Participantes que dormiram mal tiveram três vezes mais chance de desenvolver infecções respiratórias, de acordo com os cientistas.

Já é conhecimento consolidado: dormir bem durante a noite é essencial não só para a disposição no dia seguinte, mas também para a saúde do corpo. Porém, cientistas da Universidade de Liverpool John Moores, no Reino Unido, descobriram que o importante não é a quantidade de horas dormidas, e sim a qualidade do sono — por isso, não adianta compensar as poucas horas dormindo a mais no final de semana, por exemplo.

O estudo foi divulgado este mês na revista científica Sleep, e analisou os hábitos noturnos de 1.318 militares que passaram por um curso de 12 semanas. Parte dos voluntários teve que reduzir o sono em duas horas para acompanhar as atividades do treinamento, e todos foram acompanhados desde o início da formação.

Os recrutas que tiveram um sono de qualidade, mesmo que em horas reduzidas, se apresentaram mais dispostos, felizes e com melhores respostas imunológicas.

Já os que tiveram um sono ruim, mesmo dormindo mais, tiveram três vezes mais chances de adoecer. “Os recrutas que disseram ter dormido mal durante o treinamento foram os mais suscetíveis a infecções respiratórias, mesmo estando saudáveis no início do experimento”, explica o pesquisador responsável pelo levantamento, Neil Walsh.

Para o cientista, o estudo é um alerta de que é preciso cuidar melhor do sono e não se preocupar tanto com o tempo que vai ser dedicado a ele. Walsh afirma que o grupo seguirá analisando o assunto, e o próximo passo é determinar quais intervenções comportamentais podem levar à redução de infecções respiratórias.

→ **Instruções a seguir**
Copie do texto sobre a qualidade do sono tudo desde "O estudo foi" até "levantamento, Neil Walsh.". Baseie-se apenas no texto.

Itens de dados armazenados:
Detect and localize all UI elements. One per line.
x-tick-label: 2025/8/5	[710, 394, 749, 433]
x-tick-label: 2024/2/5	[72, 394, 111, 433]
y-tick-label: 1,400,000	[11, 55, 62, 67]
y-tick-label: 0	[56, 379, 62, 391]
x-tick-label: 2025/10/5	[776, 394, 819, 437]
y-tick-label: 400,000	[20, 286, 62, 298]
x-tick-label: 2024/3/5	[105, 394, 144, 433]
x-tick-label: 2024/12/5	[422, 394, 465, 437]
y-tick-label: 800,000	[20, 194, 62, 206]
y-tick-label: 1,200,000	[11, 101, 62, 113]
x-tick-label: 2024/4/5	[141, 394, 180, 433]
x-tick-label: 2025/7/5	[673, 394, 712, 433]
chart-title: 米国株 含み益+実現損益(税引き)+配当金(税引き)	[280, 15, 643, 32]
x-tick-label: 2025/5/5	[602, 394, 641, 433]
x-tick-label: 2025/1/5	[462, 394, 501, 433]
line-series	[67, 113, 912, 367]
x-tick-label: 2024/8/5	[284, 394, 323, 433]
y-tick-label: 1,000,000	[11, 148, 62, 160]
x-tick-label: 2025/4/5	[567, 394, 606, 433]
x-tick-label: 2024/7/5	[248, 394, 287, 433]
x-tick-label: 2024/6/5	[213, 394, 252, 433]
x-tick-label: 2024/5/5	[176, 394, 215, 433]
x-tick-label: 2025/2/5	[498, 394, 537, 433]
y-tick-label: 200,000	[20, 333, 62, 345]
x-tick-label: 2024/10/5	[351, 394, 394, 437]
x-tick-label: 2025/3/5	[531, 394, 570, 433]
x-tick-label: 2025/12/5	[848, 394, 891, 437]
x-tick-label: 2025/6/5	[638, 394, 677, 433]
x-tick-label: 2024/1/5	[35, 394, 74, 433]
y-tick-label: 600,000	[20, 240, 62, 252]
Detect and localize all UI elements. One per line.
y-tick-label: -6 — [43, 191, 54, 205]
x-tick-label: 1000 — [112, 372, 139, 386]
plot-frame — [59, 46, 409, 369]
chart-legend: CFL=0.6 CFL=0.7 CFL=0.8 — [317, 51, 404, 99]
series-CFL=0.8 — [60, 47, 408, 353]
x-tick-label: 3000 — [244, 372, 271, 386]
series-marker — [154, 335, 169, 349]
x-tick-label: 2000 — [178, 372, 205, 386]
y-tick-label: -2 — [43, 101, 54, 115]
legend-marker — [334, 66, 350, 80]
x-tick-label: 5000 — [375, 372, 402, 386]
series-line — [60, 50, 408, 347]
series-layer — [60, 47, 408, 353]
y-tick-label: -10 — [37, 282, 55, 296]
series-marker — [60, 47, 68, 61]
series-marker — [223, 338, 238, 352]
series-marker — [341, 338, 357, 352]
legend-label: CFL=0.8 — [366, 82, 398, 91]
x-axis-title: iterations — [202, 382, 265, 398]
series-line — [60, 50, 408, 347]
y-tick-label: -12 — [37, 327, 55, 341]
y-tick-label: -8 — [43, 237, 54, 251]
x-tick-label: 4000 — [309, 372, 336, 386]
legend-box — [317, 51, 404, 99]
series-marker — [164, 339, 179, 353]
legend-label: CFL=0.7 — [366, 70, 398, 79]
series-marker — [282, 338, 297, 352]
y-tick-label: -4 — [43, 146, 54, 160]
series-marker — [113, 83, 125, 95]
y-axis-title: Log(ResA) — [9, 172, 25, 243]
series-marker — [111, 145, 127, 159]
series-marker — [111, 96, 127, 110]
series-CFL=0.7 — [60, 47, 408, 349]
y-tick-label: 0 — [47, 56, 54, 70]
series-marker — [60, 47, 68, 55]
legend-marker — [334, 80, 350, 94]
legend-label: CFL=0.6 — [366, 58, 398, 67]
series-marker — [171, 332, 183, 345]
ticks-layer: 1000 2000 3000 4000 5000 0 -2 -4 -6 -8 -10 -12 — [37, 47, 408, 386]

→ **Resposta escrita**
O estudo foi divulgado este mês na revista científica Sleep, e analisou os hábitos noturnos de 1.318 militares que passaram por um curso de 12 semanas. Parte dos voluntários teve que reduzir o sono em duas horas para acompanhar as atividades do treinamento, e todos foram acompanhados desde o início da formação.

Os recrutas que tiveram um sono de qualidade, mesmo que em horas reduzidas, se apresentaram mais dispostos, felizes e com melhores respostas imunológicas.

Já os que tiveram um sono ruim, mesmo dormindo mais, tiveram três vezes mais chances de adoecer. “Os recrutas que disseram ter dormido mal durante o treinamento foram os mais suscetíveis a infecções respiratórias, mesmo estando saudáveis no início do experimento”, explica o pesquisador responsável pelo levantamento, Neil Walsh.